INPUT ROWS start

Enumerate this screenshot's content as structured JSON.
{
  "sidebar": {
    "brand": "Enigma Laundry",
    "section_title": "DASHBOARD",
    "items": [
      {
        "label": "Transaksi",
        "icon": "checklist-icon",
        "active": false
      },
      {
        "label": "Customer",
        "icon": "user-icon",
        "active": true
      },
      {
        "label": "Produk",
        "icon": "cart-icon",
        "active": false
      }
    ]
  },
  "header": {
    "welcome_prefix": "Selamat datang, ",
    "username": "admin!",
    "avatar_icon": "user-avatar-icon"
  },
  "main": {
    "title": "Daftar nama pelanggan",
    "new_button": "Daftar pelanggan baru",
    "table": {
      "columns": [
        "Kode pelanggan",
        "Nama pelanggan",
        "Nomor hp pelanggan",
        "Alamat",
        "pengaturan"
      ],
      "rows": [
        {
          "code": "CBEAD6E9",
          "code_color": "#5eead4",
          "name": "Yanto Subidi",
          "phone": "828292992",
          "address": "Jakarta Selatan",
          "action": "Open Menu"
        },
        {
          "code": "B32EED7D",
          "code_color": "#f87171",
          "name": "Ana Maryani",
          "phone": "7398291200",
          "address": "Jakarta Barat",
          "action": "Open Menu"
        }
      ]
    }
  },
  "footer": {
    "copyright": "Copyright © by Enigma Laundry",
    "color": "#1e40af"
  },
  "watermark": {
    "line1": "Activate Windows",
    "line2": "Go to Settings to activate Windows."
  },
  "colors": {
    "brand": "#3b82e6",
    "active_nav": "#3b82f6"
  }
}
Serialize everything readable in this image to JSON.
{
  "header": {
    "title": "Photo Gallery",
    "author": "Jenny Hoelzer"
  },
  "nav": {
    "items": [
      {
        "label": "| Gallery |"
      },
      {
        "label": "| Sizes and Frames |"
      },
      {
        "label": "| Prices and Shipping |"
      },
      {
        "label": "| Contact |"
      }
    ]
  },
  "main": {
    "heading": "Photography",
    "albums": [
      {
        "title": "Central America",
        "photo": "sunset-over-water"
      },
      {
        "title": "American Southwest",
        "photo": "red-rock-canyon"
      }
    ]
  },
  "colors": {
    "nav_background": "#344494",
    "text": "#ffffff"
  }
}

INPUT ROWS end

▸ CHALLENGE:
Write out all the data again, exactly as it appears.

▸ REPLY TO THE EXERCISE:
Enumerate this screenshot's content as structured JSON.
{
  "sidebar": {
    "brand": "Enigma Laundry",
    "section_title": "DASHBOARD",
    "items": [
      {
        "label": "Transaksi",
        "icon": "checklist-icon",
        "active": false
      },
      {
        "label": "Customer",
        "icon": "user-icon",
        "active": true
      },
      {
        "label": "Produk",
        "icon": "cart-icon",
        "active": false
      }
    ]
  },
  "header": {
    "welcome_prefix": "Selamat datang, ",
    "username": "admin!",
    "avatar_icon": "user-avatar-icon"
  },
  "main": {
    "title": "Daftar nama pelanggan",
    "new_button": "Daftar pelanggan baru",
    "table": {
      "columns": [
        "Kode pelanggan",
        "Nama pelanggan",
        "Nomor hp pelanggan",
        "Alamat",
        "pengaturan"
      ],
      "rows": [
        {
          "code": "CBEAD6E9",
          "code_color": "#5eead4",
          "name": "Yanto Subidi",
          "phone": "828292992",
          "address": "Jakarta Selatan",
          "action": "Open Menu"
        },
        {
          "code": "B32EED7D",
          "code_color": "#f87171",
          "name": "Ana Maryani",
          "phone": "7398291200",
          "address": "Jakarta Barat",
          "action": "Open Menu"
        }
      ]
    }
  },
  "footer": {
    "copyright": "Copyright © by Enigma Laundry",
    "color": "#1e40af"
  },
  "watermark": {
    "line1": "Activate Windows",
    "line2": "Go to Settings to activate Windows."
  },
  "colors": {
    "brand": "#3b82e6",
    "active_nav": "#3b82f6"
  }
}
Serialize everything readable in this image to JSON.
{
  "header": {
    "title": "Photo Gallery",
    "author": "Jenny Hoelzer"
  },
  "nav": {
    "items": [
      {
        "label": "| Gallery |"
      },
      {
        "label": "| Sizes and Frames |"
      },
      {
        "label": "| Prices and Shipping |"
      },
      {
        "label": "| Contact |"
      }
    ]
  },
  "main": {
    "heading": "Photography",
    "albums": [
      {
        "title": "Central America",
        "photo": "sunset-over-water"
      },
      {
        "title": "American Southwest",
        "photo": "red-rock-canyon"
      }
    ]
  },
  "colors": {
    "nav_background": "#344494",
    "text": "#ffffff"
  }
}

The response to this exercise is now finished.